**Data for the task**
^^^^^^^^^^^^^^^^
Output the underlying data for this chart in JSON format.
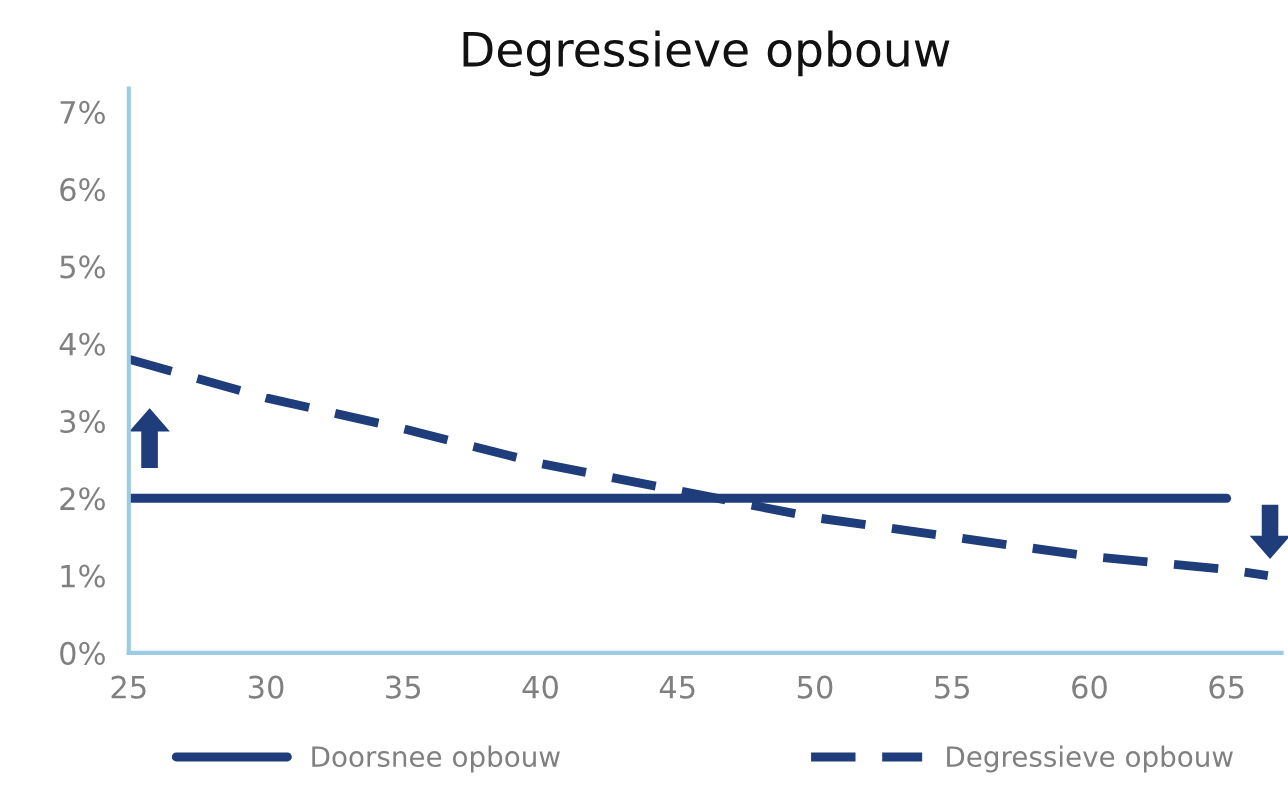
{
  "chart_data": {
    "type": "line",
    "title": "Degressieve opbouw",
    "x": [
      25,
      65
    ],
    "series": [
      {
        "name": "Doorsnee opbouw",
        "color": "#1f3d7a",
        "line_style": "solid",
        "values": [
          2.0,
          2.0
        ]
      },
      {
        "name": "Degressieve opbouw",
        "color": "#1f3d7a",
        "line_style": "dashed",
        "x": [
          25,
          30,
          35,
          40,
          45,
          50,
          55,
          60,
          65,
          66.5
        ],
        "values": [
          3.8,
          3.3,
          2.9,
          2.45,
          2.1,
          1.75,
          1.5,
          1.25,
          1.08,
          1.0
        ]
      }
    ],
    "xlim": [
      25,
      67
    ],
    "xticks": [
      25,
      30,
      35,
      40,
      45,
      50,
      55,
      60,
      65
    ],
    "ylim": [
      0,
      7.3
    ],
    "yticks": [
      {
        "value": 0,
        "label": "0%"
      },
      {
        "value": 1,
        "label": "1%"
      },
      {
        "value": 2,
        "label": "2%"
      },
      {
        "value": 3,
        "label": "3%"
      },
      {
        "value": 4,
        "label": "4%"
      },
      {
        "value": 5,
        "label": "5%"
      },
      {
        "value": 6,
        "label": "6%"
      },
      {
        "value": 7,
        "label": "7%"
      }
    ],
    "grid": false,
    "legend": "bottom",
    "marker": "none"
  }
}
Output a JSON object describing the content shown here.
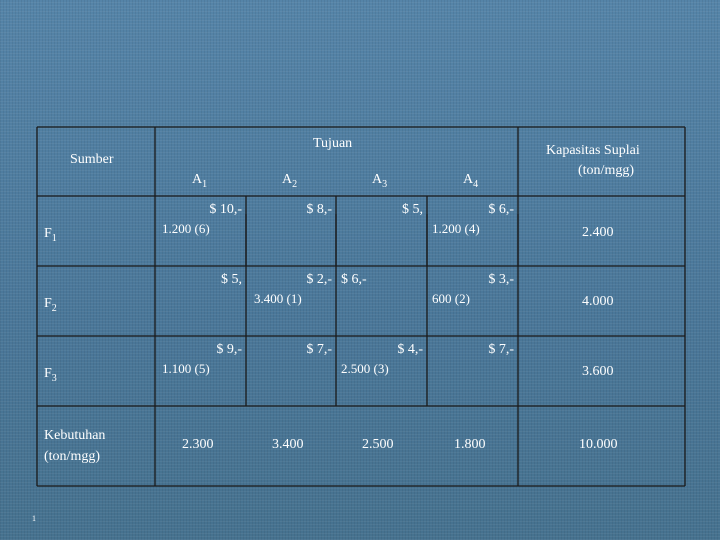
{
  "header": {
    "source_label": "Sumber",
    "destination_label": "Tujuan",
    "capacity_label_line1": "Kapasitas Suplai",
    "capacity_label_line2": "(ton/mgg)"
  },
  "destinations": [
    {
      "letter": "A",
      "index": "1"
    },
    {
      "letter": "A",
      "index": "2"
    },
    {
      "letter": "A",
      "index": "3"
    },
    {
      "letter": "A",
      "index": "4"
    }
  ],
  "rows": [
    {
      "source_letter": "F",
      "source_index": "1",
      "costs": [
        "$ 10,-",
        "$ 8,-",
        "$ 5,",
        "$ 6,-"
      ],
      "allocations": [
        "1.200 (6)",
        "",
        "",
        "1.200 (4)"
      ],
      "capacity": "2.400"
    },
    {
      "source_letter": "F",
      "source_index": "2",
      "costs": [
        "$ 5,",
        "$ 2,-",
        "$ 6,-",
        "$ 3,-"
      ],
      "allocations": [
        "",
        "3.400 (1)",
        "",
        "600 (2)"
      ],
      "capacity": "4.000"
    },
    {
      "source_letter": "F",
      "source_index": "3",
      "costs": [
        "$ 9,-",
        "$ 7,-",
        "$ 4,-",
        "$ 7,-"
      ],
      "allocations": [
        "1.100 (5)",
        "",
        "2.500 (3)",
        ""
      ],
      "capacity": "3.600"
    }
  ],
  "demand": {
    "label_line1": "Kebutuhan",
    "label_line2": "(ton/mgg)",
    "values": [
      "2.300",
      "3.400",
      "2.500",
      "1.800"
    ],
    "total": "10.000"
  },
  "slide_number": "1"
}
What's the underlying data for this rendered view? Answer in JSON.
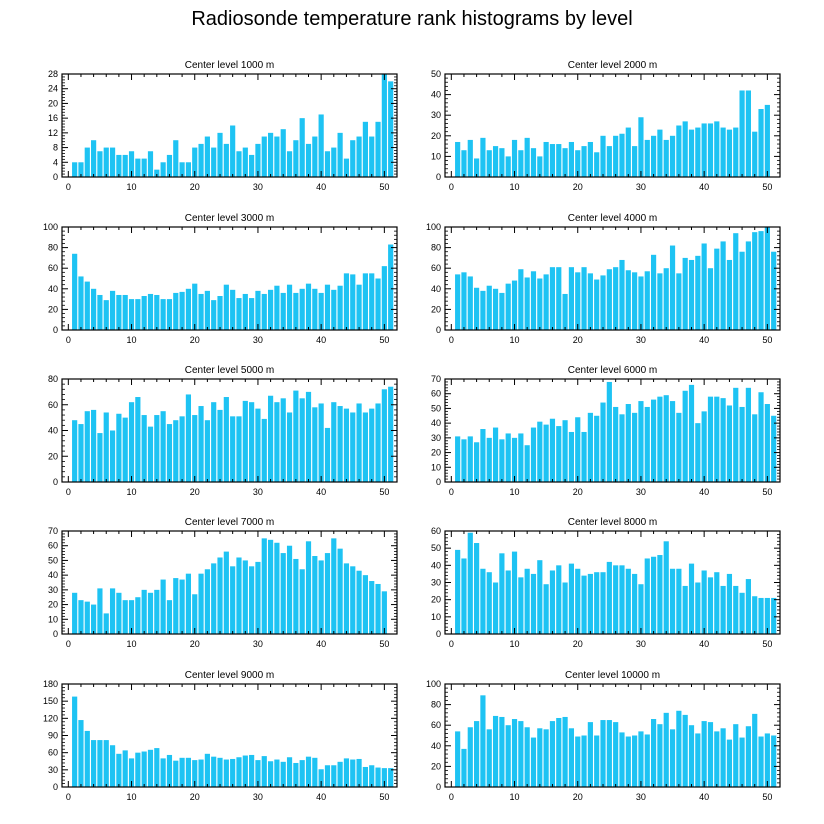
{
  "figure": {
    "title": "Radiosonde temperature rank histograms by level"
  },
  "bar_color": "#1ec3f3",
  "chart_data": [
    {
      "type": "bar",
      "title": "Center level 1000 m",
      "xlim": [
        -1,
        52
      ],
      "ylim": [
        0,
        28
      ],
      "xticks": [
        0,
        10,
        20,
        30,
        40,
        50
      ],
      "yticks": [
        0,
        4,
        8,
        12,
        16,
        20,
        24,
        28
      ],
      "values": [
        4,
        4,
        8,
        10,
        7,
        8,
        8,
        6,
        6,
        7,
        5,
        5,
        7,
        2,
        4,
        6,
        10,
        4,
        4,
        8,
        9,
        11,
        8,
        12,
        9,
        14,
        7,
        8,
        6,
        9,
        11,
        12,
        11,
        13,
        7,
        10,
        16,
        9,
        11,
        17,
        7,
        8,
        12,
        5,
        10,
        11,
        15,
        11,
        15,
        28,
        26
      ]
    },
    {
      "type": "bar",
      "title": "Center level 2000 m",
      "xlim": [
        -1,
        52
      ],
      "ylim": [
        0,
        50
      ],
      "xticks": [
        0,
        10,
        20,
        30,
        40,
        50
      ],
      "yticks": [
        0,
        10,
        20,
        30,
        40,
        50
      ],
      "values": [
        17,
        13,
        18,
        9,
        19,
        13,
        15,
        14,
        10,
        18,
        13,
        19,
        14,
        10,
        17,
        16,
        16,
        14,
        17,
        13,
        15,
        17,
        12,
        20,
        15,
        20,
        21,
        24,
        15,
        29,
        18,
        20,
        23,
        18,
        20,
        25,
        27,
        23,
        24,
        26,
        26,
        27,
        24,
        23,
        24,
        42,
        42,
        22,
        33,
        35
      ]
    },
    {
      "type": "bar",
      "title": "Center level 3000 m",
      "xlim": [
        -1,
        52
      ],
      "ylim": [
        0,
        100
      ],
      "xticks": [
        0,
        10,
        20,
        30,
        40,
        50
      ],
      "yticks": [
        0,
        20,
        40,
        60,
        80,
        100
      ],
      "values": [
        74,
        52,
        47,
        40,
        34,
        29,
        38,
        34,
        34,
        30,
        30,
        33,
        35,
        34,
        30,
        30,
        36,
        37,
        40,
        45,
        35,
        38,
        29,
        33,
        44,
        39,
        31,
        35,
        31,
        38,
        35,
        39,
        43,
        36,
        44,
        36,
        40,
        45,
        40,
        36,
        44,
        39,
        43,
        55,
        54,
        44,
        55,
        55,
        50,
        62,
        83
      ]
    },
    {
      "type": "bar",
      "title": "Center level 4000 m",
      "xlim": [
        -1,
        52
      ],
      "ylim": [
        0,
        100
      ],
      "xticks": [
        0,
        10,
        20,
        30,
        40,
        50
      ],
      "yticks": [
        0,
        20,
        40,
        60,
        80,
        100
      ],
      "values": [
        54,
        56,
        52,
        41,
        38,
        43,
        40,
        36,
        45,
        48,
        59,
        51,
        57,
        50,
        54,
        61,
        61,
        35,
        61,
        56,
        61,
        55,
        49,
        53,
        59,
        61,
        68,
        58,
        56,
        52,
        57,
        73,
        55,
        60,
        82,
        55,
        70,
        68,
        72,
        84,
        60,
        79,
        86,
        68,
        94,
        76,
        86,
        95,
        96,
        100,
        76
      ]
    },
    {
      "type": "bar",
      "title": "Center level 5000 m",
      "xlim": [
        -1,
        52
      ],
      "ylim": [
        0,
        80
      ],
      "xticks": [
        0,
        10,
        20,
        30,
        40,
        50
      ],
      "yticks": [
        0,
        20,
        40,
        60,
        80
      ],
      "values": [
        48,
        45,
        55,
        56,
        38,
        54,
        40,
        53,
        50,
        62,
        66,
        52,
        43,
        52,
        55,
        45,
        48,
        51,
        68,
        52,
        59,
        48,
        62,
        56,
        66,
        51,
        51,
        63,
        62,
        57,
        49,
        67,
        62,
        65,
        54,
        71,
        65,
        70,
        58,
        61,
        42,
        62,
        59,
        57,
        54,
        61,
        54,
        57,
        61,
        72,
        74
      ]
    },
    {
      "type": "bar",
      "title": "Center level 6000 m",
      "xlim": [
        -1,
        52
      ],
      "ylim": [
        0,
        70
      ],
      "xticks": [
        0,
        10,
        20,
        30,
        40,
        50
      ],
      "yticks": [
        0,
        10,
        20,
        30,
        40,
        50,
        60,
        70
      ],
      "values": [
        31,
        29,
        31,
        27,
        36,
        30,
        37,
        29,
        33,
        30,
        33,
        25,
        37,
        41,
        39,
        43,
        38,
        42,
        34,
        44,
        34,
        47,
        45,
        54,
        68,
        51,
        46,
        53,
        47,
        55,
        51,
        56,
        58,
        59,
        55,
        47,
        62,
        66,
        40,
        48,
        58,
        58,
        57,
        52,
        64,
        51,
        64,
        46,
        61,
        53,
        45
      ]
    },
    {
      "type": "bar",
      "title": "Center level 7000 m",
      "xlim": [
        -1,
        52
      ],
      "ylim": [
        0,
        70
      ],
      "xticks": [
        0,
        10,
        20,
        30,
        40,
        50
      ],
      "yticks": [
        0,
        10,
        20,
        30,
        40,
        50,
        60,
        70
      ],
      "values": [
        28,
        23,
        22,
        20,
        31,
        14,
        31,
        28,
        23,
        23,
        25,
        30,
        28,
        30,
        37,
        23,
        38,
        37,
        41,
        27,
        41,
        44,
        48,
        52,
        56,
        46,
        52,
        50,
        46,
        49,
        65,
        64,
        62,
        55,
        60,
        51,
        44,
        63,
        53,
        50,
        55,
        65,
        58,
        48,
        46,
        43,
        40,
        36,
        34,
        29
      ]
    },
    {
      "type": "bar",
      "title": "Center level 8000 m",
      "xlim": [
        -1,
        52
      ],
      "ylim": [
        0,
        60
      ],
      "xticks": [
        0,
        10,
        20,
        30,
        40,
        50
      ],
      "yticks": [
        0,
        10,
        20,
        30,
        40,
        50,
        60
      ],
      "values": [
        49,
        44,
        59,
        53,
        38,
        36,
        30,
        47,
        37,
        48,
        33,
        38,
        35,
        43,
        29,
        37,
        40,
        30,
        41,
        38,
        34,
        35,
        36,
        36,
        42,
        40,
        40,
        38,
        35,
        29,
        44,
        45,
        46,
        54,
        38,
        38,
        28,
        41,
        30,
        37,
        33,
        36,
        28,
        35,
        28,
        24,
        32,
        22,
        21,
        21,
        21
      ]
    },
    {
      "type": "bar",
      "title": "Center level 9000 m",
      "xlim": [
        -1,
        52
      ],
      "ylim": [
        0,
        180
      ],
      "xticks": [
        0,
        10,
        20,
        30,
        40,
        50
      ],
      "yticks": [
        0,
        30,
        60,
        90,
        120,
        150,
        180
      ],
      "values": [
        158,
        117,
        98,
        82,
        82,
        82,
        73,
        58,
        64,
        50,
        60,
        62,
        65,
        68,
        50,
        56,
        46,
        51,
        51,
        47,
        48,
        58,
        53,
        51,
        48,
        49,
        52,
        55,
        56,
        47,
        54,
        45,
        48,
        44,
        52,
        42,
        47,
        53,
        51,
        31,
        38,
        38,
        44,
        50,
        48,
        49,
        35,
        38,
        34,
        33,
        33
      ]
    },
    {
      "type": "bar",
      "title": "Center level 10000 m",
      "xlim": [
        -1,
        52
      ],
      "ylim": [
        0,
        100
      ],
      "xticks": [
        0,
        10,
        20,
        30,
        40,
        50
      ],
      "yticks": [
        0,
        20,
        40,
        60,
        80,
        100
      ],
      "values": [
        54,
        37,
        58,
        64,
        89,
        56,
        69,
        68,
        60,
        66,
        64,
        58,
        48,
        57,
        56,
        64,
        67,
        68,
        57,
        49,
        50,
        63,
        50,
        65,
        65,
        63,
        53,
        49,
        50,
        54,
        51,
        66,
        61,
        72,
        56,
        74,
        70,
        60,
        52,
        64,
        63,
        54,
        57,
        46,
        61,
        48,
        59,
        71,
        49,
        52,
        50
      ]
    }
  ]
}
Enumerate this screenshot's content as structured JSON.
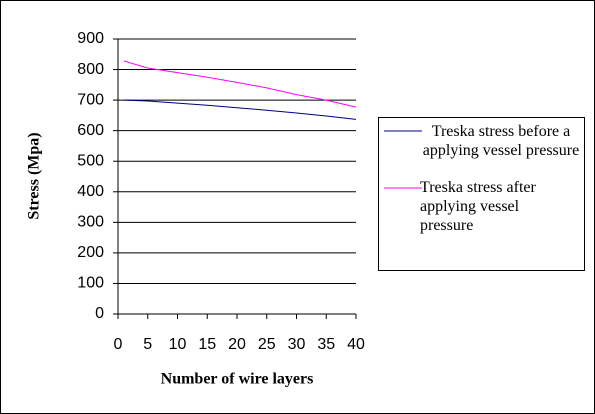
{
  "chart_data": {
    "type": "line",
    "x_label": "Number of wire layers",
    "y_label": "Stress (Mpa)",
    "x": [
      1,
      5,
      10,
      15,
      20,
      25,
      30,
      35,
      40
    ],
    "series": [
      {
        "name": "Treska stress before a applying vessel pressure",
        "color": "#000080",
        "values": [
          700,
          697,
          690,
          683,
          675,
          667,
          658,
          648,
          637
        ]
      },
      {
        "name": "Treska stress after applying vessel pressure",
        "color": "#ff00ff",
        "values": [
          828,
          805,
          790,
          775,
          758,
          740,
          718,
          700,
          677
        ]
      }
    ],
    "xlim": [
      0,
      40
    ],
    "xticks": [
      0,
      5,
      10,
      15,
      20,
      25,
      30,
      35,
      40
    ],
    "ylim": [
      0,
      900
    ],
    "yticks": [
      0,
      100,
      200,
      300,
      400,
      500,
      600,
      700,
      800,
      900
    ],
    "grid": true,
    "legend": "right"
  }
}
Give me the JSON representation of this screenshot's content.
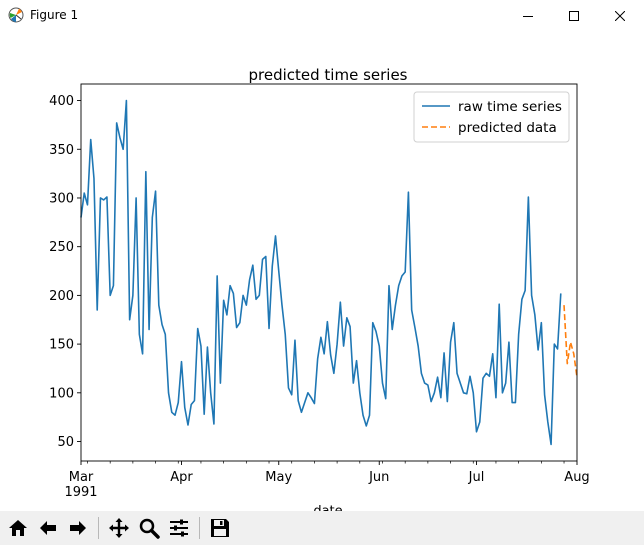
{
  "window": {
    "title": "Figure 1",
    "icon": "matplotlib-logo-icon"
  },
  "toolbar": {
    "buttons": [
      {
        "name": "home-icon"
      },
      {
        "name": "back-arrow-icon"
      },
      {
        "name": "forward-arrow-icon"
      },
      {
        "name": "pan-icon"
      },
      {
        "name": "zoom-icon"
      },
      {
        "name": "configure-subplots-icon"
      },
      {
        "name": "save-icon"
      }
    ]
  },
  "chart_data": {
    "type": "line",
    "title": "predicted time series",
    "xlabel": "date",
    "ylabel": "",
    "xlim": [
      "1991-03-01",
      "1991-08-01"
    ],
    "ylim": [
      30,
      417
    ],
    "x_ticks": [
      {
        "date": "1991-03-01",
        "label": "Mar",
        "sublabel": "1991"
      },
      {
        "date": "1991-04-01",
        "label": "Apr",
        "sublabel": ""
      },
      {
        "date": "1991-05-01",
        "label": "May",
        "sublabel": ""
      },
      {
        "date": "1991-06-01",
        "label": "Jun",
        "sublabel": ""
      },
      {
        "date": "1991-07-01",
        "label": "Jul",
        "sublabel": ""
      },
      {
        "date": "1991-08-01",
        "label": "Aug",
        "sublabel": ""
      }
    ],
    "y_ticks": [
      50,
      100,
      150,
      200,
      250,
      300,
      350,
      400
    ],
    "legend": {
      "position": "top-right"
    },
    "colors": {
      "raw": "#1f77b4",
      "predicted": "#ff7f0e"
    },
    "series": [
      {
        "name": "raw time series",
        "style": "solid",
        "start_date": "1991-03-01",
        "values": [
          280,
          305,
          293,
          360,
          320,
          185,
          300,
          298,
          301,
          200,
          210,
          377,
          362,
          350,
          400,
          175,
          200,
          300,
          160,
          140,
          327,
          165,
          280,
          307,
          190,
          170,
          160,
          100,
          80,
          77,
          90,
          132,
          85,
          67,
          88,
          92,
          166,
          148,
          78,
          147,
          100,
          68,
          220,
          110,
          195,
          180,
          210,
          202,
          167,
          172,
          200,
          190,
          216,
          231,
          196,
          200,
          237,
          240,
          166,
          230,
          261,
          225,
          190,
          160,
          105,
          98,
          154,
          92,
          80,
          90,
          100,
          95,
          89,
          135,
          157,
          140,
          173,
          139,
          120,
          150,
          193,
          148,
          177,
          168,
          110,
          133,
          100,
          77,
          66,
          77,
          172,
          163,
          148,
          110,
          94,
          210,
          165,
          190,
          210,
          220,
          224,
          306,
          185,
          167,
          148,
          120,
          110,
          108,
          91,
          100,
          116,
          95,
          141,
          91,
          152,
          172,
          120,
          110,
          100,
          99,
          117,
          100,
          60,
          70,
          115,
          120,
          117,
          140,
          95,
          191,
          100,
          110,
          152,
          90,
          90,
          160,
          196,
          205,
          301,
          200,
          180,
          144,
          172,
          98,
          70,
          47,
          150,
          145,
          202
        ],
        "values_note": ""
      },
      {
        "name": "predicted data",
        "style": "dashed",
        "start_date": "1991-07-28",
        "values": [
          190,
          130,
          152,
          140,
          116
        ]
      }
    ]
  }
}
^^^^^^^^^^^^^^^^
**Exercise brief**
Extract all lines containing the word "pressure".

**Result**
        "name": "Treska stress before a applying vessel pressure",
        "name": "Treska stress after applying vessel pressure",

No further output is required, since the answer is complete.